Dataset entries:
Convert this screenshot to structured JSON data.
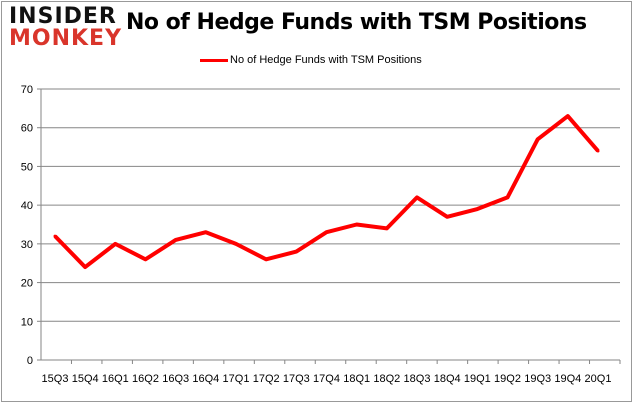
{
  "logo": {
    "line1": "INSIDER",
    "line2": "MONKEY"
  },
  "chart_data": {
    "type": "line",
    "title": "No of Hedge Funds with TSM Positions",
    "xlabel": "",
    "ylabel": "",
    "ylim": [
      0,
      70
    ],
    "yticks": [
      0,
      10,
      20,
      30,
      40,
      50,
      60,
      70
    ],
    "grid": true,
    "legend_position": "top",
    "color": "#ff0000",
    "categories": [
      "15Q3",
      "15Q4",
      "16Q1",
      "16Q2",
      "16Q3",
      "16Q4",
      "17Q1",
      "17Q2",
      "17Q3",
      "17Q4",
      "18Q1",
      "18Q2",
      "18Q3",
      "18Q4",
      "19Q1",
      "19Q2",
      "19Q3",
      "19Q4",
      "20Q1"
    ],
    "series": [
      {
        "name": "No of Hedge Funds with TSM Positions",
        "values": [
          32,
          24,
          30,
          26,
          31,
          33,
          30,
          26,
          28,
          33,
          35,
          34,
          42,
          37,
          39,
          42,
          57,
          63,
          54
        ]
      }
    ]
  }
}
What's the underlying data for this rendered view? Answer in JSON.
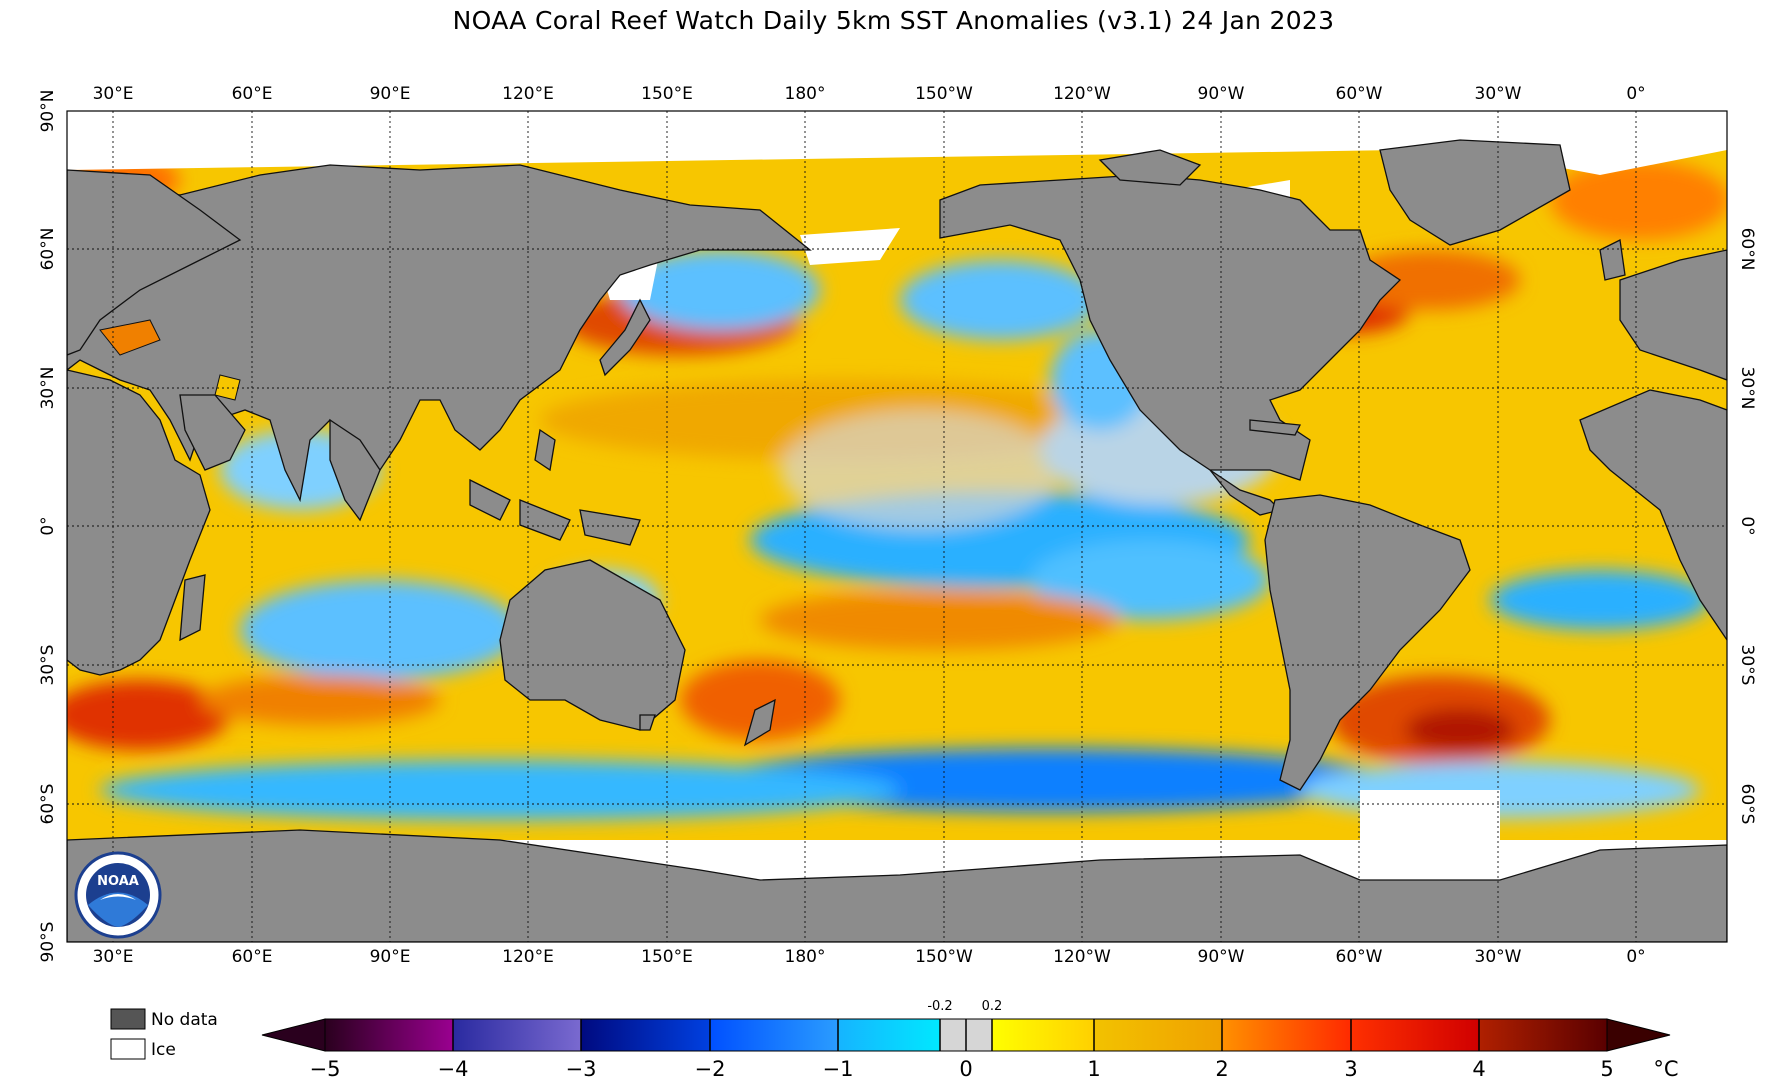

= WHAT IS ASKED =
Search the data above for the string "with" and return every line that has it.

= REPLY TO THE TASK =
    "title": "No of Hedge Funds with TSM Positions",
        "name": "No of Hedge Funds with TSM Positions",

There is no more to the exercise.